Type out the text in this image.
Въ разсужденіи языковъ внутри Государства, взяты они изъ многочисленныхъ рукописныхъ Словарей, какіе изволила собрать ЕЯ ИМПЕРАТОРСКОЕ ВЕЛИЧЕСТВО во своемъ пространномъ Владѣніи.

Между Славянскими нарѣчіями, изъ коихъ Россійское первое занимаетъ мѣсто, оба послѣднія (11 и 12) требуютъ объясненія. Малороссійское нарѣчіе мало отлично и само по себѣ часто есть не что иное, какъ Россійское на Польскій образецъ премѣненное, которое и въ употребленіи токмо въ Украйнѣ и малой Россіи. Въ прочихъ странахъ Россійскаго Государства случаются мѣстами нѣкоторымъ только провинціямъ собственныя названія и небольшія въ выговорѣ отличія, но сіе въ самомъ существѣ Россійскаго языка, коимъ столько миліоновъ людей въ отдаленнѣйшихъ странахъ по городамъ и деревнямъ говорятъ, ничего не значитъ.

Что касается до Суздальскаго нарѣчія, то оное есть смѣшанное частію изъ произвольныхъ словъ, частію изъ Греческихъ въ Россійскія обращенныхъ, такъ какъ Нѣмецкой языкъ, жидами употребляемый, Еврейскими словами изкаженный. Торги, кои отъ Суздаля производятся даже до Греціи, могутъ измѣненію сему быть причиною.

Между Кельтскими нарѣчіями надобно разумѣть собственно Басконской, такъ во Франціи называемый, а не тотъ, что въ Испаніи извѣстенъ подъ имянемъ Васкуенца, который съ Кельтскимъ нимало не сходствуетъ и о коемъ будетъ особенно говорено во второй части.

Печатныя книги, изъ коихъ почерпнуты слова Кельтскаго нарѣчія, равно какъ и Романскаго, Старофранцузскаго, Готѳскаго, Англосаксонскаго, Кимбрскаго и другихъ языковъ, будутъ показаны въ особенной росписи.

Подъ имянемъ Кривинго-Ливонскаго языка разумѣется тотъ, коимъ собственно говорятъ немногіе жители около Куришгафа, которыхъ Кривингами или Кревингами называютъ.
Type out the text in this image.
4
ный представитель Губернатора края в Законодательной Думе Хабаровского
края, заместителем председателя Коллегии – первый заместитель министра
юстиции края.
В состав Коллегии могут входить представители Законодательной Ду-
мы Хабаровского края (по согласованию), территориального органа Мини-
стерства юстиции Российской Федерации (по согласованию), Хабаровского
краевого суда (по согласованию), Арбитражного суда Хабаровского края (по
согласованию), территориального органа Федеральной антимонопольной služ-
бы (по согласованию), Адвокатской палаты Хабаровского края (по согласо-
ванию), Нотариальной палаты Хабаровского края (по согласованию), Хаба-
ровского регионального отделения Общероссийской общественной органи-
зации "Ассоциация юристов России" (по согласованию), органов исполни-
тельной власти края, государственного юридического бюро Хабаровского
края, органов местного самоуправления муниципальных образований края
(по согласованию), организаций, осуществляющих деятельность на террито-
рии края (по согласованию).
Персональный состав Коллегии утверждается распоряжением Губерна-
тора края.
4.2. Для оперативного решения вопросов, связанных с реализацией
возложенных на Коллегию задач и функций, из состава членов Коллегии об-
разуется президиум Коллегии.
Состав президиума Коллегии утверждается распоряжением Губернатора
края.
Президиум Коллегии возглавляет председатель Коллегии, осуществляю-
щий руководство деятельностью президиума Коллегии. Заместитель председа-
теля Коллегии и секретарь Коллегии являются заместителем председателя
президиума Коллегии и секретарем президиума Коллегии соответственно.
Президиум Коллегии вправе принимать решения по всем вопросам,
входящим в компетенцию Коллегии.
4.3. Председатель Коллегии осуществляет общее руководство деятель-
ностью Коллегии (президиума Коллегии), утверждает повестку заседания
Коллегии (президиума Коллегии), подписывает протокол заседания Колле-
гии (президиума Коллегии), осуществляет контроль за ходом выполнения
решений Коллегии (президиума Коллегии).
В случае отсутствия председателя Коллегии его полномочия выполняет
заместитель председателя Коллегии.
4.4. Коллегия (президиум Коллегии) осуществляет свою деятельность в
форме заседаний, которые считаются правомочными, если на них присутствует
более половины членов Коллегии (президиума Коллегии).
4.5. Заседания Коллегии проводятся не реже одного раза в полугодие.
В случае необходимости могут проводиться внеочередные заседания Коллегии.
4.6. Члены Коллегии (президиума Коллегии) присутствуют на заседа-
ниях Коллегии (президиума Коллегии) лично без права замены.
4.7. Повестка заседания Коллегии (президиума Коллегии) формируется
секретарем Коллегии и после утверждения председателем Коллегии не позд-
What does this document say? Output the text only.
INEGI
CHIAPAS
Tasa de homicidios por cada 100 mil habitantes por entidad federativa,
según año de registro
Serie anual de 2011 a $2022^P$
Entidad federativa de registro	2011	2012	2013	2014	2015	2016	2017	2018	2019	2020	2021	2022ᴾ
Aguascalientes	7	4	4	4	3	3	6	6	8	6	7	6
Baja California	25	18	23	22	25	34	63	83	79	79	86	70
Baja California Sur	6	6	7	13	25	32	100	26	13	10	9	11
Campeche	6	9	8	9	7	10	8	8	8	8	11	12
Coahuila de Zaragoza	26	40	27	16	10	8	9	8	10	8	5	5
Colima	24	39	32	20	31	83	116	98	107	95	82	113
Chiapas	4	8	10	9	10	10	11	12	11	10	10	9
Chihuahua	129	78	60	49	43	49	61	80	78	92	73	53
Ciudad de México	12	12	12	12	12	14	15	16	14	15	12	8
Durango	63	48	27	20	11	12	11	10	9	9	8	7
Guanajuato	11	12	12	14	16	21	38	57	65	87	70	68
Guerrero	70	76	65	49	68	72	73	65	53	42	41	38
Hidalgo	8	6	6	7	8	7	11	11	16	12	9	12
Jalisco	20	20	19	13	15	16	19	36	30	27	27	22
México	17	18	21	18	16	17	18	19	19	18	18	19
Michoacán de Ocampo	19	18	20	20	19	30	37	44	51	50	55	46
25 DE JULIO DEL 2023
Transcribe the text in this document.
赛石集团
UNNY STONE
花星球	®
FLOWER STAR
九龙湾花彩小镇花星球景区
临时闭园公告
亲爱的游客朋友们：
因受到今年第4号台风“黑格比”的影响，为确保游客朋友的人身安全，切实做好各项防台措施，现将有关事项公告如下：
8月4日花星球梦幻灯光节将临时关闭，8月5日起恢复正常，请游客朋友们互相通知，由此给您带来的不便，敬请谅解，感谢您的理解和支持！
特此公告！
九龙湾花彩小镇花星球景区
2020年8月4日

------------------------------------

▶ EXERCISE REQUIREMENTS
Give every line of the material again, exactly as it reads.

▶ SOLUTION FOR THIS TASK
Type out the text in this image.
Въ разсужденіи языковъ внутри Государства, взяты они изъ многочисленныхъ рукописныхъ Словарей, какіе изволила собрать ЕЯ ИМПЕРАТОРСКОЕ ВЕЛИЧЕСТВО во своемъ пространномъ Владѣніи.

Между Славянскими нарѣчіями, изъ коихъ Россійское первое занимаетъ мѣсто, оба послѣднія (11 и 12) требуютъ объясненія. Малороссійское нарѣчіе мало отлично и само по себѣ часто есть не что иное, какъ Россійское на Польскій образецъ премѣненное, которое и въ употребленіи токмо въ Украйнѣ и малой Россіи. Въ прочихъ странахъ Россійскаго Государства случаются мѣстами нѣкоторымъ только провинціямъ собственныя названія и небольшія въ выговорѣ отличія, но сіе въ самомъ существѣ Россійскаго языка, коимъ столько миліоновъ людей въ отдаленнѣйшихъ странахъ по городамъ и деревнямъ говорятъ, ничего не значитъ.

Что касается до Суздальскаго нарѣчія, то оное есть смѣшанное частію изъ произвольныхъ словъ, частію изъ Греческихъ въ Россійскія обращенныхъ, такъ какъ Нѣмецкой языкъ, жидами употребляемый, Еврейскими словами изкаженный. Торги, кои отъ Суздаля производятся даже до Греціи, могутъ измѣненію сему быть причиною.

Между Кельтскими нарѣчіями надобно разумѣть собственно Басконской, такъ во Франціи называемый, а не тотъ, что въ Испаніи извѣстенъ подъ имянемъ Васкуенца, который съ Кельтскимъ нимало не сходствуетъ и о коемъ будетъ особенно говорено во второй части.

Печатныя книги, изъ коихъ почерпнуты слова Кельтскаго нарѣчія, равно какъ и Романскаго, Старофранцузскаго, Готѳскаго, Англосаксонскаго, Кимбрскаго и другихъ языковъ, будутъ показаны въ особенной росписи.

Подъ имянемъ Кривинго-Ливонскаго языка разумѣется тотъ, коимъ собственно говорятъ немногіе жители около Куришгафа, которыхъ Кривингами или Кревингами называютъ.
Type out the text in this image.
4
ный представитель Губернатора края в Законодательной Думе Хабаровского
края, заместителем председателя Коллегии – первый заместитель министра
юстиции края.
В состав Коллегии могут входить представители Законодательной Ду-
мы Хабаровского края (по согласованию), территориального органа Мини-
стерства юстиции Российской Федерации (по согласованию), Хабаровского
краевого суда (по согласованию), Арбитражного суда Хабаровского края (по
согласованию), территориального органа Федеральной антимонопольной služ-
бы (по согласованию), Адвокатской палаты Хабаровского края (по согласо-
ванию), Нотариальной палаты Хабаровского края (по согласованию), Хаба-
ровского регионального отделения Общероссийской общественной органи-
зации "Ассоциация юристов России" (по согласованию), органов исполни-
тельной власти края, государственного юридического бюро Хабаровского
края, органов местного самоуправления муниципальных образований края
(по согласованию), организаций, осуществляющих деятельность на террито-
рии края (по согласованию).
Персональный состав Коллегии утверждается распоряжением Губерна-
тора края.
4.2. Для оперативного решения вопросов, связанных с реализацией
возложенных на Коллегию задач и функций, из состава членов Коллегии об-
разуется президиум Коллегии.
Состав президиума Коллегии утверждается распоряжением Губернатора
края.
Президиум Коллегии возглавляет председатель Коллегии, осуществляю-
щий руководство деятельностью президиума Коллегии. Заместитель председа-
теля Коллегии и секретарь Коллегии являются заместителем председателя
президиума Коллегии и секретарем президиума Коллегии соответственно.
Президиум Коллегии вправе принимать решения по всем вопросам,
входящим в компетенцию Коллегии.
4.3. Председатель Коллегии осуществляет общее руководство деятель-
ностью Коллегии (президиума Коллегии), утверждает повестку заседания
Коллегии (президиума Коллегии), подписывает протокол заседания Колле-
гии (президиума Коллегии), осуществляет контроль за ходом выполнения
решений Коллегии (президиума Коллегии).
В случае отсутствия председателя Коллегии его полномочия выполняет
заместитель председателя Коллегии.
4.4. Коллегия (президиум Коллегии) осуществляет свою деятельность в
форме заседаний, которые считаются правомочными, если на них присутствует
более половины членов Коллегии (президиума Коллегии).
4.5. Заседания Коллегии проводятся не реже одного раза в полугодие.
В случае необходимости могут проводиться внеочередные заседания Коллегии.
4.6. Члены Коллегии (президиума Коллегии) присутствуют на заседа-
ниях Коллегии (президиума Коллегии) лично без права замены.
4.7. Повестка заседания Коллегии (президиума Коллегии) формируется
секретарем Коллегии и после утверждения председателем Коллегии не позд-
What does this document say? Output the text only.
INEGI
CHIAPAS
Tasa de homicidios por cada 100 mil habitantes por entidad federativa,
según año de registro
Serie anual de 2011 a $2022^P$
Entidad federativa de registro	2011	2012	2013	2014	2015	2016	2017	2018	2019	2020	2021	2022ᴾ
Aguascalientes	7	4	4	4	3	3	6	6	8	6	7	6
Baja California	25	18	23	22	25	34	63	83	79	79	86	70
Baja California Sur	6	6	7	13	25	32	100	26	13	10	9	11
Campeche	6	9	8	9	7	10	8	8	8	8	11	12
Coahuila de Zaragoza	26	40	27	16	10	8	9	8	10	8	5	5
Colima	24	39	32	20	31	83	116	98	107	95	82	113
Chiapas	4	8	10	9	10	10	11	12	11	10	10	9
Chihuahua	129	78	60	49	43	49	61	80	78	92	73	53
Ciudad de México	12	12	12	12	12	14	15	16	14	15	12	8
Durango	63	48	27	20	11	12	11	10	9	9	8	7
Guanajuato	11	12	12	14	16	21	38	57	65	87	70	68
Guerrero	70	76	65	49	68	72	73	65	53	42	41	38
Hidalgo	8	6	6	7	8	7	11	11	16	12	9	12
Jalisco	20	20	19	13	15	16	19	36	30	27	27	22
México	17	18	21	18	16	17	18	19	19	18	18	19
Michoacán de Ocampo	19	18	20	20	19	30	37	44	51	50	55	46
25 DE JULIO DEL 2023
Transcribe the text in this document.
赛石集团
UNNY STONE
花星球	®
FLOWER STAR
九龙湾花彩小镇花星球景区
临时闭园公告
亲爱的游客朋友们：
因受到今年第4号台风“黑格比”的影响，为确保游客朋友的人身安全，切实做好各项防台措施，现将有关事项公告如下：
8月4日花星球梦幻灯光节将临时关闭，8月5日起恢复正常，请游客朋友们互相通知，由此给您带来的不便，敬请谅解，感谢您的理解和支持！
特此公告！
九龙湾花彩小镇花星球景区
2020年8月4日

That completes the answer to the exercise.